Data records:
..........

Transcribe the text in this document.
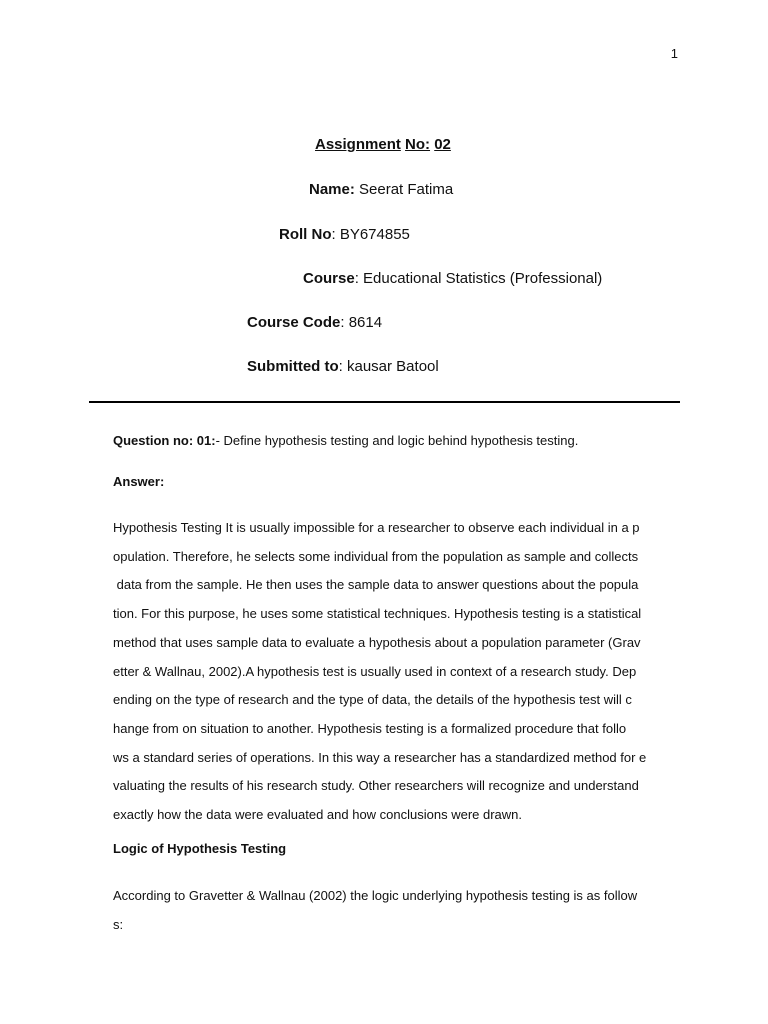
1
Assignment No: 02
Name: Seerat Fatima
Roll No: BY674855
Course: Educational Statistics (Professional)
Course Code: 8614
Submitted to: kausar Batool
Question no: 01:- Define hypothesis testing and logic behind hypothesis testing.
Answer:
Hypothesis Testing It is usually impossible for a researcher to observe each individual in a p
opulation. Therefore, he selects some individual from the population as sample and collects
data from the sample. He then uses the sample data to answer questions about the popula
tion. For this purpose, he uses some statistical techniques. Hypothesis testing is a statistical
method that uses sample data to evaluate a hypothesis about a population parameter (Grav
etter & Wallnau, 2002).A hypothesis test is usually used in context of a research study. Dep
ending on the type of research and the type of data, the details of the hypothesis test will c
hange from on situation to another. Hypothesis testing is a formalized procedure that follo
ws a standard series of operations. In this way a researcher has a standardized method for e
valuating the results of his research study. Other researchers will recognize and understand
exactly how the data were evaluated and how conclusions were drawn.
Logic of Hypothesis Testing
According to Gravetter & Wallnau (2002) the logic underlying hypothesis testing is as follow
s:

..........

--- Your instructions ---
Without the pictures, retype the whole of the material above exactly.

--- Exercise answer ---
Transcribe the text in this document.
1
Assignment No: 02
Name: Seerat Fatima
Roll No: BY674855
Course: Educational Statistics (Professional)
Course Code: 8614
Submitted to: kausar Batool
Question no: 01:- Define hypothesis testing and logic behind hypothesis testing.
Answer:
Hypothesis Testing It is usually impossible for a researcher to observe each individual in a p
opulation. Therefore, he selects some individual from the population as sample and collects
data from the sample. He then uses the sample data to answer questions about the popula
tion. For this purpose, he uses some statistical techniques. Hypothesis testing is a statistical
method that uses sample data to evaluate a hypothesis about a population parameter (Grav
etter & Wallnau, 2002).A hypothesis test is usually used in context of a research study. Dep
ending on the type of research and the type of data, the details of the hypothesis test will c
hange from on situation to another. Hypothesis testing is a formalized procedure that follo
ws a standard series of operations. In this way a researcher has a standardized method for e
valuating the results of his research study. Other researchers will recognize and understand
exactly how the data were evaluated and how conclusions were drawn.
Logic of Hypothesis Testing
According to Gravetter & Wallnau (2002) the logic underlying hypothesis testing is as follow
s:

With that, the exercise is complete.